**What the task requires:**
Select and copy out every line in the records containing "kolme".

**Stored rows:**
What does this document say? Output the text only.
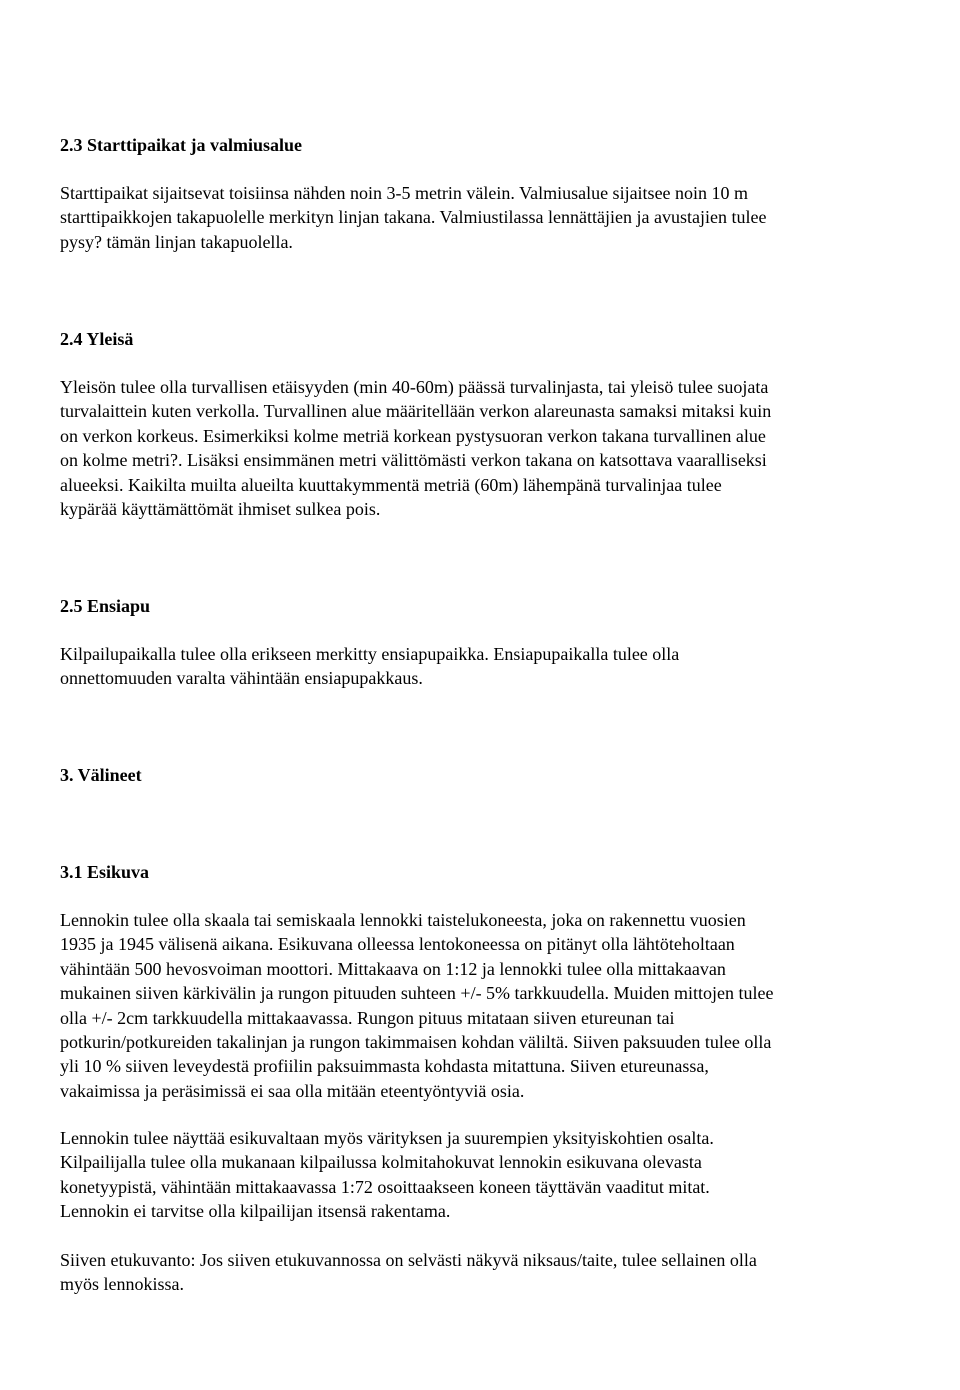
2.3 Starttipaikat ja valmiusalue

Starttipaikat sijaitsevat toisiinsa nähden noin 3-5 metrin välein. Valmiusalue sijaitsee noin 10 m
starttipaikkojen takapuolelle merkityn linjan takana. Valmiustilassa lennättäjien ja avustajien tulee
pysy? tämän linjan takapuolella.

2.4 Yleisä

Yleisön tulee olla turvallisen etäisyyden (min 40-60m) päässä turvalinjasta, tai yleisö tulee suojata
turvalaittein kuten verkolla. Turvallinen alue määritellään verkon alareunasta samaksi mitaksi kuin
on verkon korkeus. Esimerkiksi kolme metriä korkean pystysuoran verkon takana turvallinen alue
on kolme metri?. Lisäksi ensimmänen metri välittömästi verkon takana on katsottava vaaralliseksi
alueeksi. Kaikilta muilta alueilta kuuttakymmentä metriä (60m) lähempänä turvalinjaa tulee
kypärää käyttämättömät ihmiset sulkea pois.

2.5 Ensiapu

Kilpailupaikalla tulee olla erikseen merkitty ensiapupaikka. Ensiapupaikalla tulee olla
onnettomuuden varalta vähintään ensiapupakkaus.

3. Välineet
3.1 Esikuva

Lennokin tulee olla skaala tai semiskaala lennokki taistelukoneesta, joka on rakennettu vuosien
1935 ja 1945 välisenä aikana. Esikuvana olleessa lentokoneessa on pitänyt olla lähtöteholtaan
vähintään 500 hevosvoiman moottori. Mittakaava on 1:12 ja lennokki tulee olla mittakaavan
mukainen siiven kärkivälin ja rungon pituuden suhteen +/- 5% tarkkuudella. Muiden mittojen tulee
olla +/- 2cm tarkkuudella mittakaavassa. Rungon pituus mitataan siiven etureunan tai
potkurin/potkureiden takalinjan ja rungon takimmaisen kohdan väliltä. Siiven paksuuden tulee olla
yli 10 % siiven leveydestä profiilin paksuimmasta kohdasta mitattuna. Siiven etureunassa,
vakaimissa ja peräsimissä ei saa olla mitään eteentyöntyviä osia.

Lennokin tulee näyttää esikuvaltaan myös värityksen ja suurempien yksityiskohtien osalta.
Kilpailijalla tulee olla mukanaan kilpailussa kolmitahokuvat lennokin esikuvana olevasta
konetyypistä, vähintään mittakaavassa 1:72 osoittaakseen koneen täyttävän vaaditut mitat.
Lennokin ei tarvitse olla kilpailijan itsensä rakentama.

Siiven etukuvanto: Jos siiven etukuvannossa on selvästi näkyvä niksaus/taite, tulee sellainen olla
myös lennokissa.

**Written answer:**
on verkon korkeus. Esimerkiksi kolme metriä korkean pystysuoran verkon takana turvallinen alue
on kolme metri?. Lisäksi ensimmänen metri välittömästi verkon takana on katsottava vaaralliseksi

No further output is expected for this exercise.